__Task prompt__.
Copy out the data below as written; omit any images.

** begin Data lines **

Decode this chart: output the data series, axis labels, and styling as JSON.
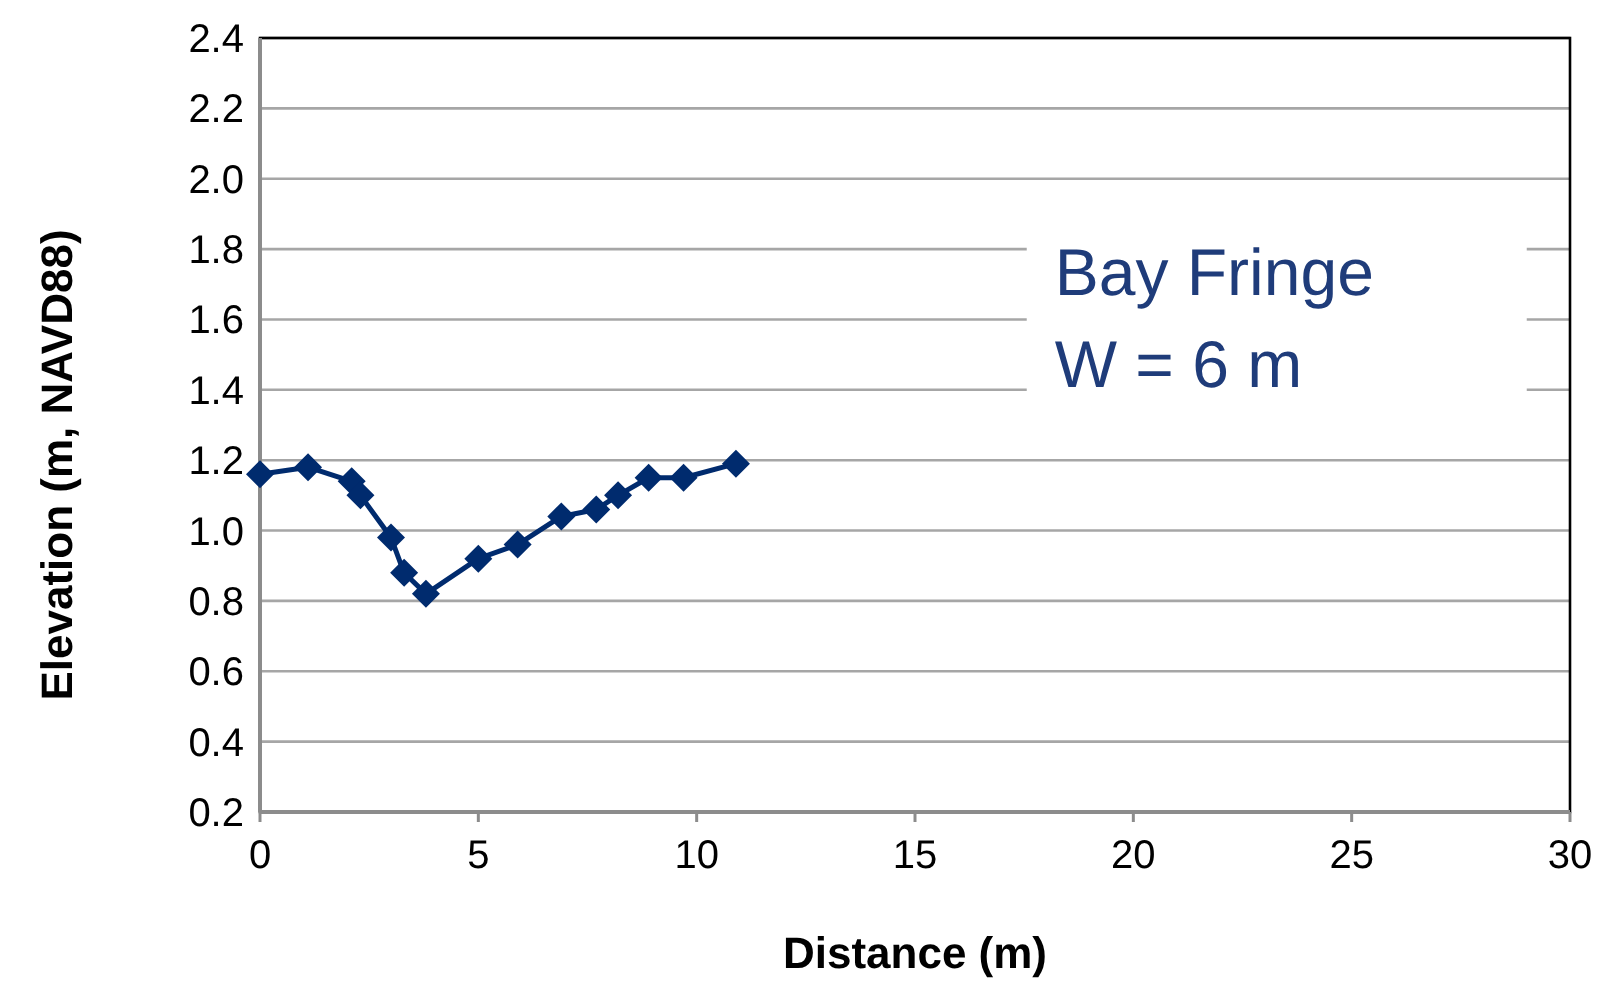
{
  "chart_data": {
    "type": "line",
    "xlabel": "Distance (m)",
    "ylabel": "Elevation (m, NAVD88)",
    "annotations": [
      "Bay Fringe",
      "W = 6 m"
    ],
    "series": [
      {
        "color": "#002b6e",
        "x": [
          0,
          1.1,
          2.1,
          2.3,
          3.0,
          3.3,
          3.8,
          5.0,
          5.9,
          6.9,
          7.7,
          8.2,
          8.9,
          9.7,
          10.9
        ],
        "values": [
          1.16,
          1.18,
          1.14,
          1.1,
          0.98,
          0.88,
          0.82,
          0.92,
          0.96,
          1.04,
          1.06,
          1.1,
          1.15,
          1.15,
          1.19
        ]
      }
    ],
    "xlim": [
      0,
      30
    ],
    "xticks": [
      0,
      5,
      10,
      15,
      20,
      25,
      30
    ],
    "ylim": [
      0.2,
      2.4
    ],
    "yticks": [
      {
        "value": 0.2,
        "label": "0.2"
      },
      {
        "value": 0.4,
        "label": "0.4"
      },
      {
        "value": 0.6,
        "label": "0.6"
      },
      {
        "value": 0.8,
        "label": "0.8"
      },
      {
        "value": 1.0,
        "label": "1.0"
      },
      {
        "value": 1.2,
        "label": "1.2"
      },
      {
        "value": 1.4,
        "label": "1.4"
      },
      {
        "value": 1.6,
        "label": "1.6"
      },
      {
        "value": 1.8,
        "label": "1.8"
      },
      {
        "value": 2.0,
        "label": "2.0"
      },
      {
        "value": 2.2,
        "label": "2.2"
      },
      {
        "value": 2.4,
        "label": "2.4"
      }
    ],
    "grid": "y",
    "marker": "diamond"
  }
}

** end Data lines **

__Written answer__.
Decode this chart: output the data series, axis labels, and styling as JSON.
{
  "chart_data": {
    "type": "line",
    "xlabel": "Distance (m)",
    "ylabel": "Elevation (m, NAVD88)",
    "annotations": [
      "Bay Fringe",
      "W = 6 m"
    ],
    "series": [
      {
        "color": "#002b6e",
        "x": [
          0,
          1.1,
          2.1,
          2.3,
          3.0,
          3.3,
          3.8,
          5.0,
          5.9,
          6.9,
          7.7,
          8.2,
          8.9,
          9.7,
          10.9
        ],
        "values": [
          1.16,
          1.18,
          1.14,
          1.1,
          0.98,
          0.88,
          0.82,
          0.92,
          0.96,
          1.04,
          1.06,
          1.1,
          1.15,
          1.15,
          1.19
        ]
      }
    ],
    "xlim": [
      0,
      30
    ],
    "xticks": [
      0,
      5,
      10,
      15,
      20,
      25,
      30
    ],
    "ylim": [
      0.2,
      2.4
    ],
    "yticks": [
      {
        "value": 0.2,
        "label": "0.2"
      },
      {
        "value": 0.4,
        "label": "0.4"
      },
      {
        "value": 0.6,
        "label": "0.6"
      },
      {
        "value": 0.8,
        "label": "0.8"
      },
      {
        "value": 1.0,
        "label": "1.0"
      },
      {
        "value": 1.2,
        "label": "1.2"
      },
      {
        "value": 1.4,
        "label": "1.4"
      },
      {
        "value": 1.6,
        "label": "1.6"
      },
      {
        "value": 1.8,
        "label": "1.8"
      },
      {
        "value": 2.0,
        "label": "2.0"
      },
      {
        "value": 2.2,
        "label": "2.2"
      },
      {
        "value": 2.4,
        "label": "2.4"
      }
    ],
    "grid": "y",
    "marker": "diamond"
  }
}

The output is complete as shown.